Records from a data source:
-=-=-

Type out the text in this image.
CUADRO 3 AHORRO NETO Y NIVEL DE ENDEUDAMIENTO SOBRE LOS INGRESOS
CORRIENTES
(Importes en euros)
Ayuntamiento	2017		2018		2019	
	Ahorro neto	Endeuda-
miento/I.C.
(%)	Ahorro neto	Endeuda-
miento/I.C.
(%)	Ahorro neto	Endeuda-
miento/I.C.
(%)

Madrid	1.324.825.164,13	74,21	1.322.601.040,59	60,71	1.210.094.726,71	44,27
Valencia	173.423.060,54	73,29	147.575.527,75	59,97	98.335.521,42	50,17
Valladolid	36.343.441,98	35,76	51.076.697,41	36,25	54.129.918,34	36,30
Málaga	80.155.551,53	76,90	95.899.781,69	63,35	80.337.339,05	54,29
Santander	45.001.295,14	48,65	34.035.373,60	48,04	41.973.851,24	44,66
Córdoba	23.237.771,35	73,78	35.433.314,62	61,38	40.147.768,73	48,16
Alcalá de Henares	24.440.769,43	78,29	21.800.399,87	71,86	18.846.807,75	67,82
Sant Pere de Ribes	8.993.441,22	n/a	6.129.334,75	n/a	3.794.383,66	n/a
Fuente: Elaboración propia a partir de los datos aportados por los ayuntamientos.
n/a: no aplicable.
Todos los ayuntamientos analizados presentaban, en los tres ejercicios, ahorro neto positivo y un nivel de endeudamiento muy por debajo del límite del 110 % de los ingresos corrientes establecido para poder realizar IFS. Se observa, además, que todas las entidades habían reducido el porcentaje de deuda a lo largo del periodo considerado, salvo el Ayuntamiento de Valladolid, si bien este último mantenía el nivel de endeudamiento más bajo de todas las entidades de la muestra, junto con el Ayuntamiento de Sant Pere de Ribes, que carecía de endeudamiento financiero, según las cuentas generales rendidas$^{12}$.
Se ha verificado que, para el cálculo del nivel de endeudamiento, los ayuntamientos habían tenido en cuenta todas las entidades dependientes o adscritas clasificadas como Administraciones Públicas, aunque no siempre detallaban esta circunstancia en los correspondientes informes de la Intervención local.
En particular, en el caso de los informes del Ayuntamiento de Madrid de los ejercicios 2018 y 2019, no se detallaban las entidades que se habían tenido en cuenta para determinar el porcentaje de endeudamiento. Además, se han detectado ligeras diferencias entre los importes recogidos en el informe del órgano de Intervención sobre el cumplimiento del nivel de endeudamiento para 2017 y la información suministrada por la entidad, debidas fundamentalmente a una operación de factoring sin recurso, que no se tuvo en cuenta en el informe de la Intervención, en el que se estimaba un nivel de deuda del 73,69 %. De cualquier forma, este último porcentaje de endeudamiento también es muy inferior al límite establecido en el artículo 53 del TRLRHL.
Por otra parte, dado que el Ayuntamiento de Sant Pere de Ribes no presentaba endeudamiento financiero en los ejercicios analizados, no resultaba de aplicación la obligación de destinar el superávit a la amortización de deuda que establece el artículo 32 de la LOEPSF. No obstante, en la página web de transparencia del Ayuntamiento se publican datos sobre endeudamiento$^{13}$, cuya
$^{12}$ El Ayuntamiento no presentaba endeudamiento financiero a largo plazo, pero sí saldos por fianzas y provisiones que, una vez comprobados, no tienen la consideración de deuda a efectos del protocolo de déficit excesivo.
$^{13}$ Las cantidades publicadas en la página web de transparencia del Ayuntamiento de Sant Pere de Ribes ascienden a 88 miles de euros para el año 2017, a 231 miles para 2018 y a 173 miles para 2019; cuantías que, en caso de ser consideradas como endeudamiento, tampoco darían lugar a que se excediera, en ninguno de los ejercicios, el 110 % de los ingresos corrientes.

-=-=-

Goal
Lines containing the string "Madrid" are to be selected and copied.

Written response
Madrid	1.324.825.164,13	74,21	1.322.601.040,59	60,71	1.210.094.726,71	44,27
En particular, en el caso de los informes del Ayuntamiento de Madrid de los ejercicios 2018 y 2019, no se detallaban las entidades que se habían tenido en cuenta para determinar el porcentaje de endeudamiento. Además, se han detectado ligeras diferencias entre los importes recogidos en el informe del órgano de Intervención sobre el cumplimiento del nivel de endeudamiento para 2017 y la información suministrada por la entidad, debidas fundamentalmente a una operación de factoring sin recurso, que no se tuvo en cuenta en el informe de la Intervención, en el que se estimaba un nivel de deuda del 73,69 %. De cualquier forma, este último porcentaje de endeudamiento también es muy inferior al límite establecido en el artículo 53 del TRLRHL.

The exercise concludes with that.